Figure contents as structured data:
+---+

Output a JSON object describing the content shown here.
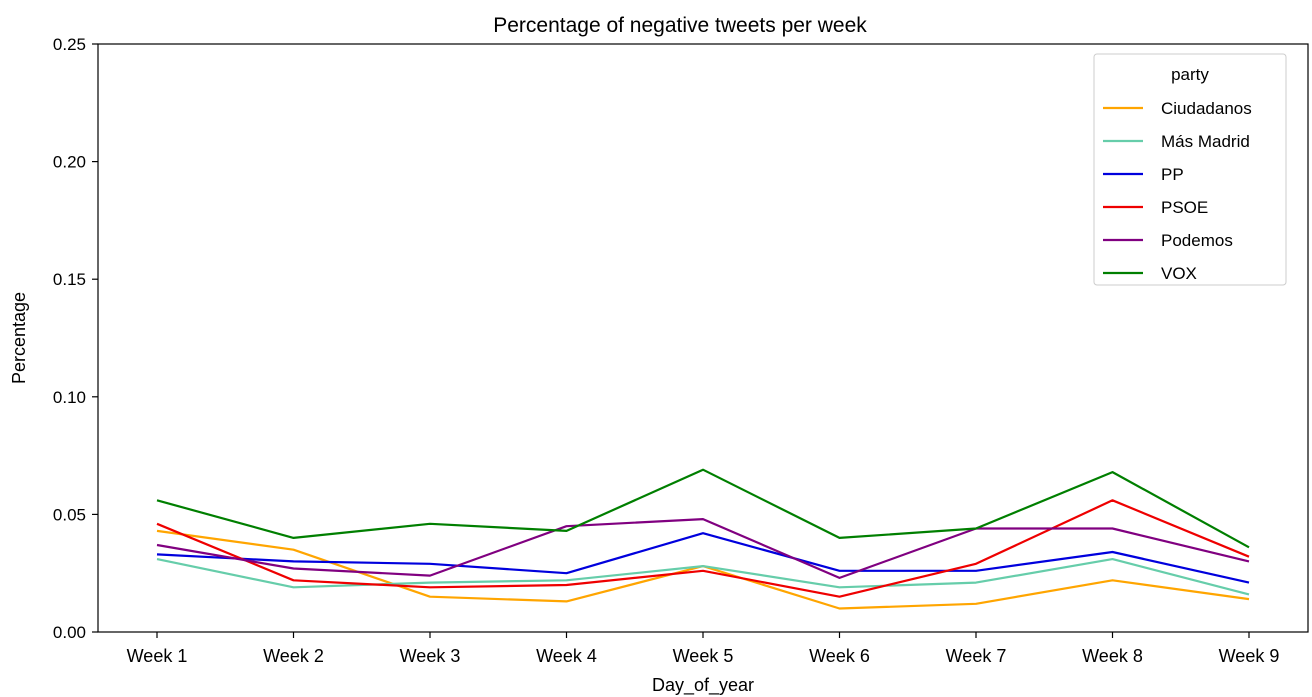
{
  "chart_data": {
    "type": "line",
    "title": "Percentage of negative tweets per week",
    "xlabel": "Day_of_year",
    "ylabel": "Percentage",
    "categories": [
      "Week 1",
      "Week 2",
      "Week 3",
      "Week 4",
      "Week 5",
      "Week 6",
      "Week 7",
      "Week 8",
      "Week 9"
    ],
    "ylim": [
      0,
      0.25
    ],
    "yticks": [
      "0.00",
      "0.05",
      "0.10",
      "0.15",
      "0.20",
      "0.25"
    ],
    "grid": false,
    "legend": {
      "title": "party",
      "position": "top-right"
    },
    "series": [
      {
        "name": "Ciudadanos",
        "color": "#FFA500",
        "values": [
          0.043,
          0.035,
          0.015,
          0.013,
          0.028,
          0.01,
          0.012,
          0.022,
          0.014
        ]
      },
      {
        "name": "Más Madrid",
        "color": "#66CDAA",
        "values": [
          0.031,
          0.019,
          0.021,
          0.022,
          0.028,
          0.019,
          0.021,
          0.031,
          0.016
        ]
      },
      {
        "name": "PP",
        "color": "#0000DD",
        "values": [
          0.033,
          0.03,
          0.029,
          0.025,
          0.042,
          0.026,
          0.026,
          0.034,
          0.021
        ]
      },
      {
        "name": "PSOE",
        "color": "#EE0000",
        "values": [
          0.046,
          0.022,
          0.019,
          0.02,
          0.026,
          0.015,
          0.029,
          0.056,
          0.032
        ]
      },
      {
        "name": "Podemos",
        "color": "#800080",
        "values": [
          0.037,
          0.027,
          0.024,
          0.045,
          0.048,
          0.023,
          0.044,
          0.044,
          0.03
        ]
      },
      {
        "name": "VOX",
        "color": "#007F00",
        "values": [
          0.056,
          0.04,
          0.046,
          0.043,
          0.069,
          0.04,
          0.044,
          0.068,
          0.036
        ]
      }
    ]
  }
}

+---+

Without including any picture, repeat the data exactly.

__Exercise response__
Output a JSON object describing the content shown here.
{
  "chart_data": {
    "type": "line",
    "title": "Percentage of negative tweets per week",
    "xlabel": "Day_of_year",
    "ylabel": "Percentage",
    "categories": [
      "Week 1",
      "Week 2",
      "Week 3",
      "Week 4",
      "Week 5",
      "Week 6",
      "Week 7",
      "Week 8",
      "Week 9"
    ],
    "ylim": [
      0,
      0.25
    ],
    "yticks": [
      "0.00",
      "0.05",
      "0.10",
      "0.15",
      "0.20",
      "0.25"
    ],
    "grid": false,
    "legend": {
      "title": "party",
      "position": "top-right"
    },
    "series": [
      {
        "name": "Ciudadanos",
        "color": "#FFA500",
        "values": [
          0.043,
          0.035,
          0.015,
          0.013,
          0.028,
          0.01,
          0.012,
          0.022,
          0.014
        ]
      },
      {
        "name": "Más Madrid",
        "color": "#66CDAA",
        "values": [
          0.031,
          0.019,
          0.021,
          0.022,
          0.028,
          0.019,
          0.021,
          0.031,
          0.016
        ]
      },
      {
        "name": "PP",
        "color": "#0000DD",
        "values": [
          0.033,
          0.03,
          0.029,
          0.025,
          0.042,
          0.026,
          0.026,
          0.034,
          0.021
        ]
      },
      {
        "name": "PSOE",
        "color": "#EE0000",
        "values": [
          0.046,
          0.022,
          0.019,
          0.02,
          0.026,
          0.015,
          0.029,
          0.056,
          0.032
        ]
      },
      {
        "name": "Podemos",
        "color": "#800080",
        "values": [
          0.037,
          0.027,
          0.024,
          0.045,
          0.048,
          0.023,
          0.044,
          0.044,
          0.03
        ]
      },
      {
        "name": "VOX",
        "color": "#007F00",
        "values": [
          0.056,
          0.04,
          0.046,
          0.043,
          0.069,
          0.04,
          0.044,
          0.068,
          0.036
        ]
      }
    ]
  }
}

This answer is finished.